___ Records for this task ___

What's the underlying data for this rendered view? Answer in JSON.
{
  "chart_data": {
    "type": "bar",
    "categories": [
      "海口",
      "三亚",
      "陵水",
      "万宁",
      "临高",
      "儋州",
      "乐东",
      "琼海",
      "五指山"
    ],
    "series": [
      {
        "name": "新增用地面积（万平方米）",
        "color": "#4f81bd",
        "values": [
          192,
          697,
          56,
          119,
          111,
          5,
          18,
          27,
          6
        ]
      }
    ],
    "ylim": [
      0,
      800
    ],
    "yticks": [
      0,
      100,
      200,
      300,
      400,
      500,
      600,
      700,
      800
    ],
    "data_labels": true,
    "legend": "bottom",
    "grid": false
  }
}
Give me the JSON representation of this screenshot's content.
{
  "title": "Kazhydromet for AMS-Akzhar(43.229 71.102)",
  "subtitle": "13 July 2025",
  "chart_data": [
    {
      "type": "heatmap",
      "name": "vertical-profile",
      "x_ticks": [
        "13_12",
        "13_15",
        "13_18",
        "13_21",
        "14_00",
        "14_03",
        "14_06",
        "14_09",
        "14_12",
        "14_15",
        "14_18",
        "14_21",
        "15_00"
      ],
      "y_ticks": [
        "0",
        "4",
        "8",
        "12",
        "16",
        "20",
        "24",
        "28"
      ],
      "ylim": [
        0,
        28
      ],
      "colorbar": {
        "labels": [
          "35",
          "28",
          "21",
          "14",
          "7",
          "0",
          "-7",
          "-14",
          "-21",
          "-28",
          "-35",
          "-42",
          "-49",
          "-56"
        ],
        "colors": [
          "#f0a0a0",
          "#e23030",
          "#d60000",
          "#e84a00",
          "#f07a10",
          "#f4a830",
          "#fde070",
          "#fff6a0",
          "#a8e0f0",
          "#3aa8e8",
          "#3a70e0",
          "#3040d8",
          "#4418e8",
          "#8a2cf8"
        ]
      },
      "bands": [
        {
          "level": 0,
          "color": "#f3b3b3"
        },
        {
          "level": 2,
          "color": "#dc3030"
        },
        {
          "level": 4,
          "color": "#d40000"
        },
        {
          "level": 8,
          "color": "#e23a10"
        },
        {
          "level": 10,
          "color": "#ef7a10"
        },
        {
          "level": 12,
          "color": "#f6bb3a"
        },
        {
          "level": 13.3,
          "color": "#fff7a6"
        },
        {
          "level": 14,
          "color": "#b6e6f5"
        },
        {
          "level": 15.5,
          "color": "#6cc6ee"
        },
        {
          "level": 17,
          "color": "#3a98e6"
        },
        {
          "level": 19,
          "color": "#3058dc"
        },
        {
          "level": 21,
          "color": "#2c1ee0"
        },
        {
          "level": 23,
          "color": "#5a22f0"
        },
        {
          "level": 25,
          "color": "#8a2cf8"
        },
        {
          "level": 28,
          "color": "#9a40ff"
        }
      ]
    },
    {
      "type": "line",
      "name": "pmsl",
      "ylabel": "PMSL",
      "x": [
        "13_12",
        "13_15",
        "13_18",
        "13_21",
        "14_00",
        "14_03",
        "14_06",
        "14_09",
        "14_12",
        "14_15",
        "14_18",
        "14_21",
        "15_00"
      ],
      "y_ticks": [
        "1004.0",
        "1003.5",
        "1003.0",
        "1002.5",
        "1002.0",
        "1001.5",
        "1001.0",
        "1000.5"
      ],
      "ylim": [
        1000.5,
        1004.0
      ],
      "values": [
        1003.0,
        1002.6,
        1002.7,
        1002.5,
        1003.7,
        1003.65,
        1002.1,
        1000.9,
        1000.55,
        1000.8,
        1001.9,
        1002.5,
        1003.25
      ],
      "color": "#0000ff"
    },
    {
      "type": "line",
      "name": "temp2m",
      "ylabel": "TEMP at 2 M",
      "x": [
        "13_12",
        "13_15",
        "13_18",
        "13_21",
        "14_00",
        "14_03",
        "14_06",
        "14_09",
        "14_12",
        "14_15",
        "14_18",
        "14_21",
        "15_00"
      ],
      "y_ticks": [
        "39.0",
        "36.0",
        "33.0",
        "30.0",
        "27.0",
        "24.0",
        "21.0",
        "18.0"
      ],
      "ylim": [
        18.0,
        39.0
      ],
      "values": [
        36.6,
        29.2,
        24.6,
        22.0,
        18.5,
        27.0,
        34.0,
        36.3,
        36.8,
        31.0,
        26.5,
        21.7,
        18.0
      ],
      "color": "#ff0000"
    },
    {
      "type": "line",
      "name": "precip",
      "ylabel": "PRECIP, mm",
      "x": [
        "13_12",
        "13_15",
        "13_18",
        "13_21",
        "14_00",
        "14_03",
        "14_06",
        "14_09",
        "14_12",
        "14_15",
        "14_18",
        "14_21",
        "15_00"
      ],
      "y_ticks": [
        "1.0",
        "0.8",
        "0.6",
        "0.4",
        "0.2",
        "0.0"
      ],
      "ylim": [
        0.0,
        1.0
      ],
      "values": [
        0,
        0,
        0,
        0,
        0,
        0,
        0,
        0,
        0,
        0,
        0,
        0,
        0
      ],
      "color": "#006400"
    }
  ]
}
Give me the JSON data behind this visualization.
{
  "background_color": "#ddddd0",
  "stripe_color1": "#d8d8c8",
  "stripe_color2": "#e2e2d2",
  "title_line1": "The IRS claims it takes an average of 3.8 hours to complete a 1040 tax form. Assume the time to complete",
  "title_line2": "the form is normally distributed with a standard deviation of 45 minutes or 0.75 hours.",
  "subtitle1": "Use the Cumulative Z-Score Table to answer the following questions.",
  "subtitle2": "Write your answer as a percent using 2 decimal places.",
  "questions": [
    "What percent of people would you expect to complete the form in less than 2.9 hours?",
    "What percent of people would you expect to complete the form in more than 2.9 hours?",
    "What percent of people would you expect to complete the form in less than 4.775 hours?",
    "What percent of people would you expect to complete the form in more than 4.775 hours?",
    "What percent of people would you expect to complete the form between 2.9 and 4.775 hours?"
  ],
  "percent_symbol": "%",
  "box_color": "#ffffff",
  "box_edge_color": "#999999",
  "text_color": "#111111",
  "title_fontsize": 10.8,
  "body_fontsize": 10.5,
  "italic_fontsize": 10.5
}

___

__Directions for this task__:
Check each line of the records for the word "more", and show the lines that contain it.

__Complete answer__:
    "What percent of people would you expect to complete the form in more than 2.9 hours?",
    "What percent of people would you expect to complete the form in more than 4.775 hours?",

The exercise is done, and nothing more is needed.